- [DO THIS]
Print the entries in full, word for word, but not the pictures.

[Stored entries]
----------------
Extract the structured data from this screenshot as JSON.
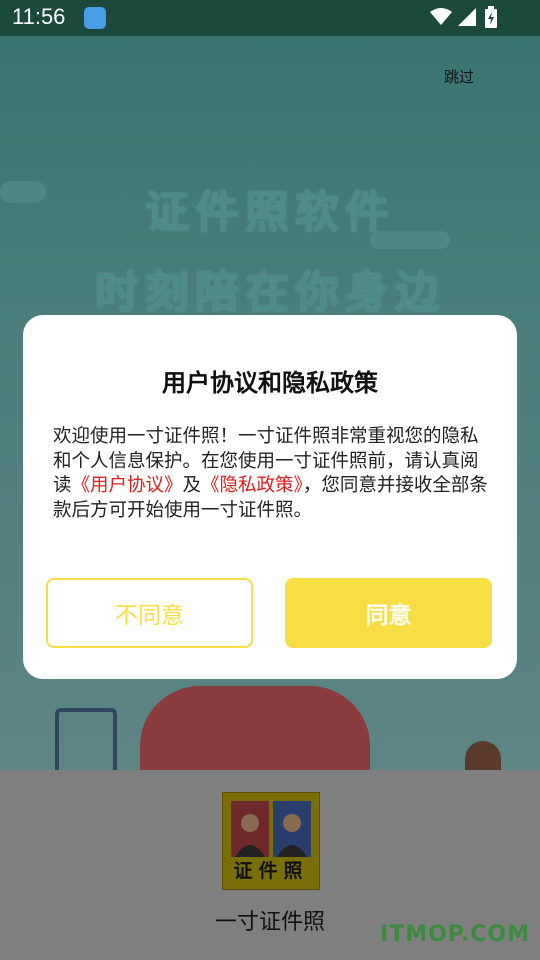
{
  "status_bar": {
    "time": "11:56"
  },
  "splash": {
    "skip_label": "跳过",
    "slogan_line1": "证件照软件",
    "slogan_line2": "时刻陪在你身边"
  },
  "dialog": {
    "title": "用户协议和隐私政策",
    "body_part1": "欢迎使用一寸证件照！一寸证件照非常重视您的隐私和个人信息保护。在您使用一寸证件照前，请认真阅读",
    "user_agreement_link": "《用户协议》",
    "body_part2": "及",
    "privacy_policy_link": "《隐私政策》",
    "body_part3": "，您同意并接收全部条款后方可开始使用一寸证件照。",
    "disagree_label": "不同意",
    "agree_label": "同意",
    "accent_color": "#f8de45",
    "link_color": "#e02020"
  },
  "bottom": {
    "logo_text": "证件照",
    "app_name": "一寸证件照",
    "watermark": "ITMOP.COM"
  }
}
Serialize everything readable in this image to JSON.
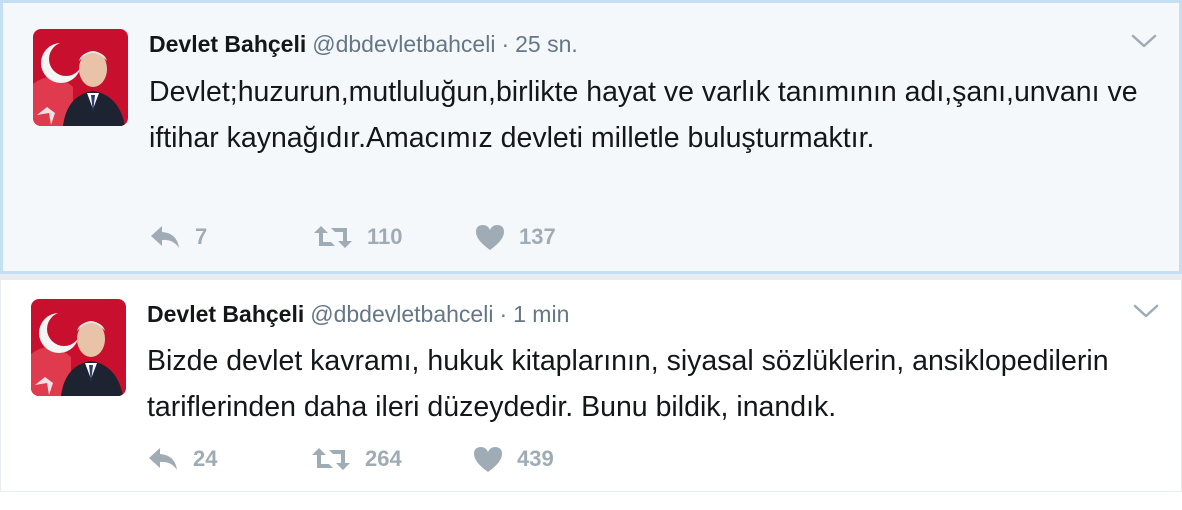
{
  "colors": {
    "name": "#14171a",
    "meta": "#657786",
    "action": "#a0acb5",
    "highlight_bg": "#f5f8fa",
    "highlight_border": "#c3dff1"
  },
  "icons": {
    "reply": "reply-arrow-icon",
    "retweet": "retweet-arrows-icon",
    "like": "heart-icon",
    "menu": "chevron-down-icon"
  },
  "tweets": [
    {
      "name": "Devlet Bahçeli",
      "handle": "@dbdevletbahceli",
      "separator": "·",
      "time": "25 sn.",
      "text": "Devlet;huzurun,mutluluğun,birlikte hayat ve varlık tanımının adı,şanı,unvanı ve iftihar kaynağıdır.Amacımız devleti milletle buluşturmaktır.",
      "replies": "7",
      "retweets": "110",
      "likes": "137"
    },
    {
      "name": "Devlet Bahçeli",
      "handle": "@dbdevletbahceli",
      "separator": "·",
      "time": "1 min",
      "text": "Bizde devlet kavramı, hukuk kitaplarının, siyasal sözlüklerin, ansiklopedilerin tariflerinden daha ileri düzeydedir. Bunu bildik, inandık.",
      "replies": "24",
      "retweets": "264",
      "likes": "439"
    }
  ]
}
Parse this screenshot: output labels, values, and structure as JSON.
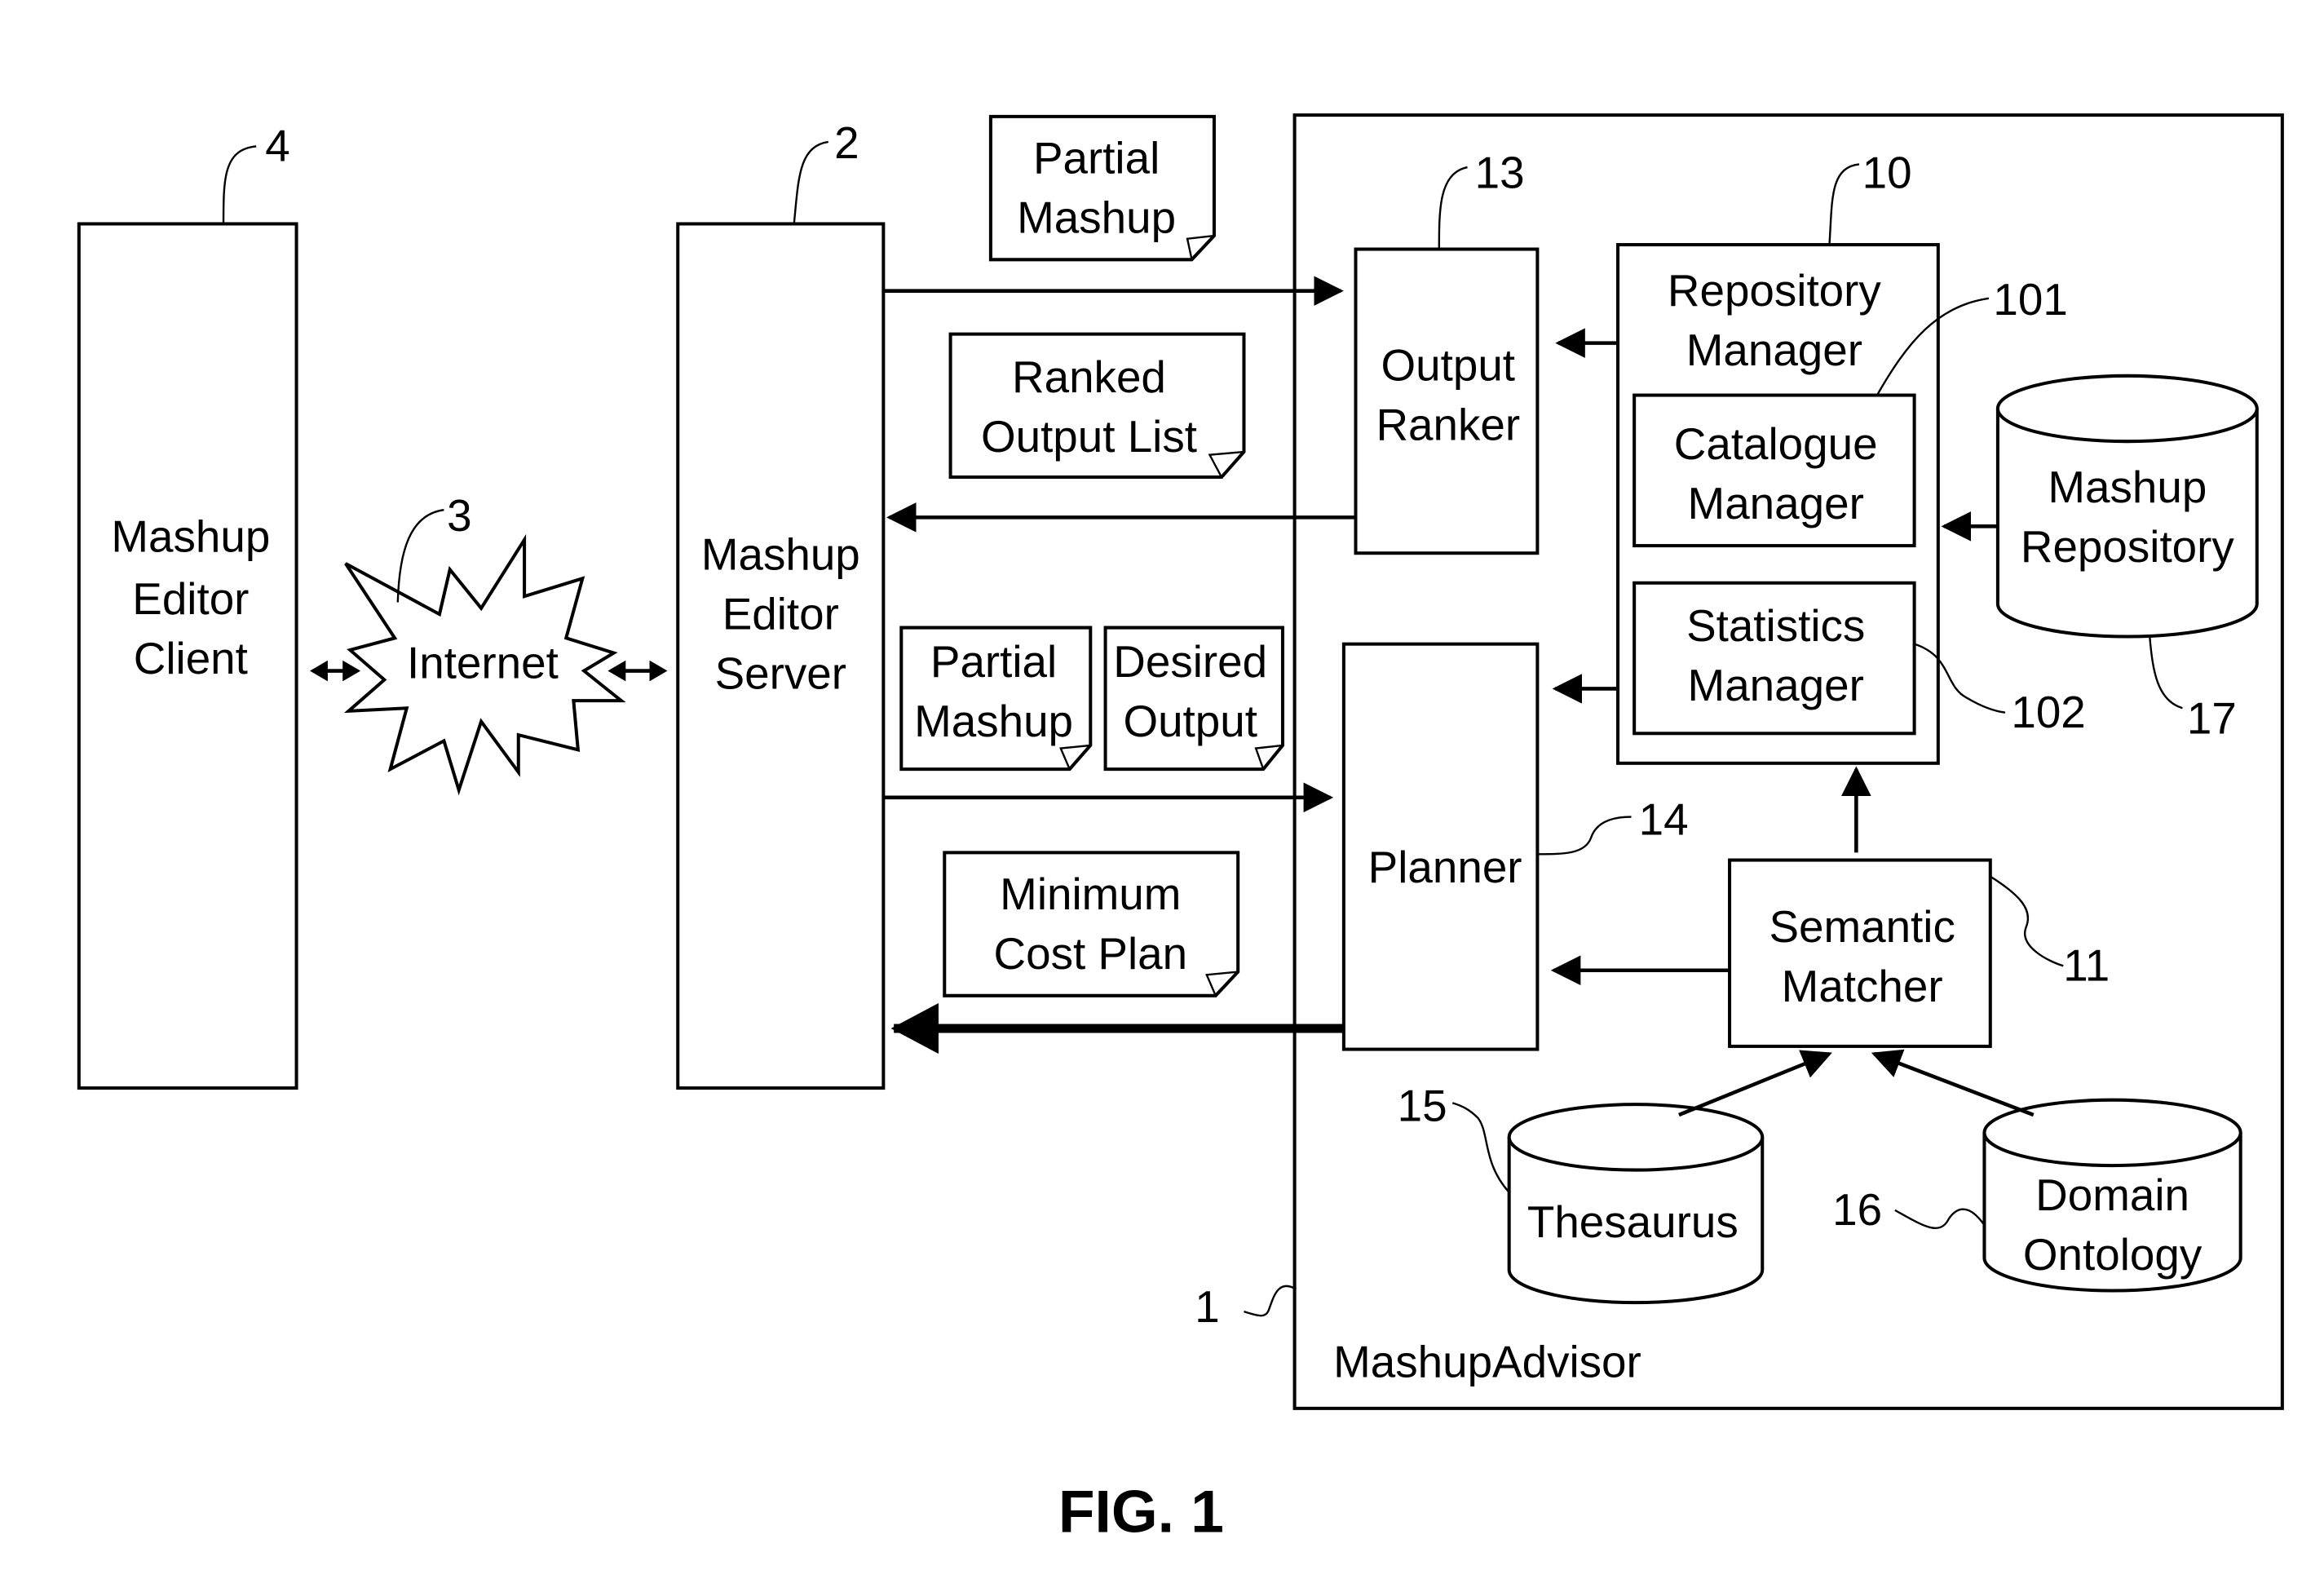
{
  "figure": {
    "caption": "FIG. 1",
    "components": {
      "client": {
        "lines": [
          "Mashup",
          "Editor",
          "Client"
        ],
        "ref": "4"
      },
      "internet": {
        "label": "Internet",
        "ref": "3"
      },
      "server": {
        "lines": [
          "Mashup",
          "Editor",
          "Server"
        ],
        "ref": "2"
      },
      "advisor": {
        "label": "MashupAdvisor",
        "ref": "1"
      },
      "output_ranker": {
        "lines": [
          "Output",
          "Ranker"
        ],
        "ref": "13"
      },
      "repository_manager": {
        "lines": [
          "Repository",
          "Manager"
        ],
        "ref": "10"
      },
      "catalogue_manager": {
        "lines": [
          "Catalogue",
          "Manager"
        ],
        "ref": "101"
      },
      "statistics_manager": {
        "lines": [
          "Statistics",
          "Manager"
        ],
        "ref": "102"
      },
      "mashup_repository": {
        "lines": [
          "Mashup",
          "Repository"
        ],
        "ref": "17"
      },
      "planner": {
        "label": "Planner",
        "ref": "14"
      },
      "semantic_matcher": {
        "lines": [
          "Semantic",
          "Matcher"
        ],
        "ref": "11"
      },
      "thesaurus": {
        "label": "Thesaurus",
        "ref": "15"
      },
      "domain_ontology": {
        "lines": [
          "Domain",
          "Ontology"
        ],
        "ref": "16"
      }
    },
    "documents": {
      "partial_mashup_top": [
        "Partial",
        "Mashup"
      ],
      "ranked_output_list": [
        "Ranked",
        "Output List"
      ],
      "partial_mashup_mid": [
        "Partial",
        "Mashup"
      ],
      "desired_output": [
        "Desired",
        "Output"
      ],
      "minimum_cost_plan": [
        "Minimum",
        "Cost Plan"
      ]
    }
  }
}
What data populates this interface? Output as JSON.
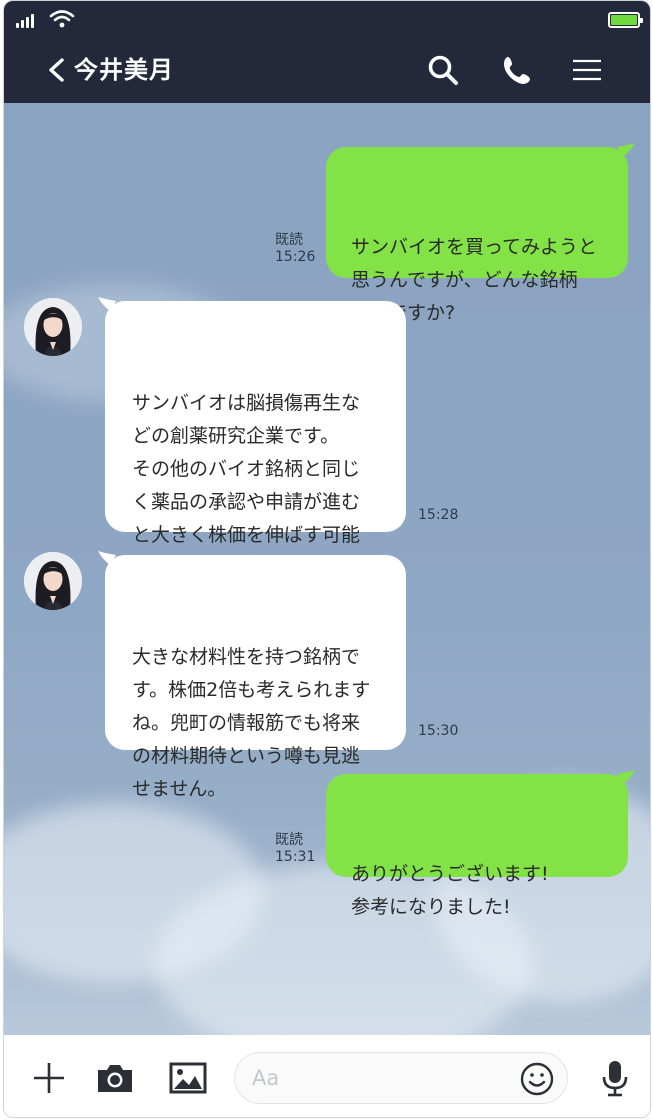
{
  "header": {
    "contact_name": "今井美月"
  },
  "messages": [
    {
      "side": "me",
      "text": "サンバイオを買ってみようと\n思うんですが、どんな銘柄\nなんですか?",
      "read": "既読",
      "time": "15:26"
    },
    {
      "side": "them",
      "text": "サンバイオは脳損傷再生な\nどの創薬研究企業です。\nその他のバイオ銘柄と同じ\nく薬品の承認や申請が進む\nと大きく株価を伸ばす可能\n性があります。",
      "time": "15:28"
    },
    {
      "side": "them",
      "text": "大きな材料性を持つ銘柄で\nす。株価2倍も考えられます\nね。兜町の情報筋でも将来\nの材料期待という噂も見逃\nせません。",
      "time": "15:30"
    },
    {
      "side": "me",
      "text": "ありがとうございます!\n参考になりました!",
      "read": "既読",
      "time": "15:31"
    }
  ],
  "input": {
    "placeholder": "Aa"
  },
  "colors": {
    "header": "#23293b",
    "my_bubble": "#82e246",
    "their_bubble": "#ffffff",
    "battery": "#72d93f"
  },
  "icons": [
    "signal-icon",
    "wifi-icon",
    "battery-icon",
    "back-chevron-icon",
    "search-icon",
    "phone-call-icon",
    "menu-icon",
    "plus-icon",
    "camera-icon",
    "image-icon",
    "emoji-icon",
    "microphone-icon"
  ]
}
----------------
- [SOLUTION FOR THIS EXERCISE]
Extract the structured data from this screenshot as JSON.
{
  "status_bar": {
    "time": "11:56"
  },
  "splash": {
    "skip_label": "跳过",
    "slogan_line1": "证件照软件",
    "slogan_line2": "时刻陪在你身边"
  },
  "dialog": {
    "title": "用户协议和隐私政策",
    "body_part1": "欢迎使用一寸证件照！一寸证件照非常重视您的隐私和个人信息保护。在您使用一寸证件照前，请认真阅读",
    "user_agreement_link": "《用户协议》",
    "body_part2": "及",
    "privacy_policy_link": "《隐私政策》",
    "body_part3": "，您同意并接收全部条款后方可开始使用一寸证件照。",
    "disagree_label": "不同意",
    "agree_label": "同意",
    "accent_color": "#f8de45",
    "link_color": "#e02020"
  },
  "bottom": {
    "logo_text": "证件照",
    "app_name": "一寸证件照",
    "watermark": "ITMOP.COM"
  }
}
Serialize everything readable in this image to JSON.
{
  "colors": {
    "name": "#14171a",
    "meta": "#657786",
    "action": "#a0acb5",
    "highlight_bg": "#f5f8fa",
    "highlight_border": "#c3dff1"
  },
  "icons": {
    "reply": "reply-arrow-icon",
    "retweet": "retweet-arrows-icon",
    "like": "heart-icon",
    "menu": "chevron-down-icon"
  },
  "tweets": [
    {
      "name": "Devlet Bahçeli",
      "handle": "@dbdevletbahceli",
      "separator": "·",
      "time": "25 sn.",
      "text": "Devlet;huzurun,mutluluğun,birlikte hayat ve varlık tanımının adı,şanı,unvanı ve iftihar kaynağıdır.Amacımız devleti milletle buluşturmaktır.",
      "replies": "7",
      "retweets": "110",
      "likes": "137"
    },
    {
      "name": "Devlet Bahçeli",
      "handle": "@dbdevletbahceli",
      "separator": "·",
      "time": "1 min",
      "text": "Bizde devlet kavramı, hukuk kitaplarının, siyasal sözlüklerin, ansiklopedilerin tariflerinden daha ileri düzeydedir. Bunu bildik, inandık.",
      "replies": "24",
      "retweets": "264",
      "likes": "439"
    }
  ]
}
Parse this screenshot: output labels, values, and structure as JSON.
{
  "figure": {
    "caption": "FIG. 1",
    "components": {
      "client": {
        "lines": [
          "Mashup",
          "Editor",
          "Client"
        ],
        "ref": "4"
      },
      "internet": {
        "label": "Internet",
        "ref": "3"
      },
      "server": {
        "lines": [
          "Mashup",
          "Editor",
          "Server"
        ],
        "ref": "2"
      },
      "advisor": {
        "label": "MashupAdvisor",
        "ref": "1"
      },
      "output_ranker": {
        "lines": [
          "Output",
          "Ranker"
        ],
        "ref": "13"
      },
      "repository_manager": {
        "lines": [
          "Repository",
          "Manager"
        ],
        "ref": "10"
      },
      "catalogue_manager": {
        "lines": [
          "Catalogue",
          "Manager"
        ],
        "ref": "101"
      },
      "statistics_manager": {
        "lines": [
          "Statistics",
          "Manager"
        ],
        "ref": "102"
      },
      "mashup_repository": {
        "lines": [
          "Mashup",
          "Repository"
        ],
        "ref": "17"
      },
      "planner": {
        "label": "Planner",
        "ref": "14"
      },
      "semantic_matcher": {
        "lines": [
          "Semantic",
          "Matcher"
        ],
        "ref": "11"
      },
      "thesaurus": {
        "label": "Thesaurus",
        "ref": "15"
      },
      "domain_ontology": {
        "lines": [
          "Domain",
          "Ontology"
        ],
        "ref": "16"
      }
    },
    "documents": {
      "partial_mashup_top": [
        "Partial",
        "Mashup"
      ],
      "ranked_output_list": [
        "Ranked",
        "Output List"
      ],
      "partial_mashup_mid": [
        "Partial",
        "Mashup"
      ],
      "desired_output": [
        "Desired",
        "Output"
      ],
      "minimum_cost_plan": [
        "Minimum",
        "Cost Plan"
      ]
    }
  }
}
What data populates this interface? Output as JSON.
{
  "header": {
    "contact_name": "今井美月"
  },
  "messages": [
    {
      "side": "me",
      "text": "サンバイオを買ってみようと\n思うんですが、どんな銘柄\nなんですか?",
      "read": "既読",
      "time": "15:26"
    },
    {
      "side": "them",
      "text": "サンバイオは脳損傷再生な\nどの創薬研究企業です。\nその他のバイオ銘柄と同じ\nく薬品の承認や申請が進む\nと大きく株価を伸ばす可能\n性があります。",
      "time": "15:28"
    },
    {
      "side": "them",
      "text": "大きな材料性を持つ銘柄で\nす。株価2倍も考えられます\nね。兜町の情報筋でも将来\nの材料期待という噂も見逃\nせません。",
      "time": "15:30"
    },
    {
      "side": "me",
      "text": "ありがとうございます!\n参考になりました!",
      "read": "既読",
      "time": "15:31"
    }
  ],
  "input": {
    "placeholder": "Aa"
  },
  "colors": {
    "header": "#23293b",
    "my_bubble": "#82e246",
    "their_bubble": "#ffffff",
    "battery": "#72d93f"
  },
  "icons": [
    "signal-icon",
    "wifi-icon",
    "battery-icon",
    "back-chevron-icon",
    "search-icon",
    "phone-call-icon",
    "menu-icon",
    "plus-icon",
    "camera-icon",
    "image-icon",
    "emoji-icon",
    "microphone-icon"
  ]
}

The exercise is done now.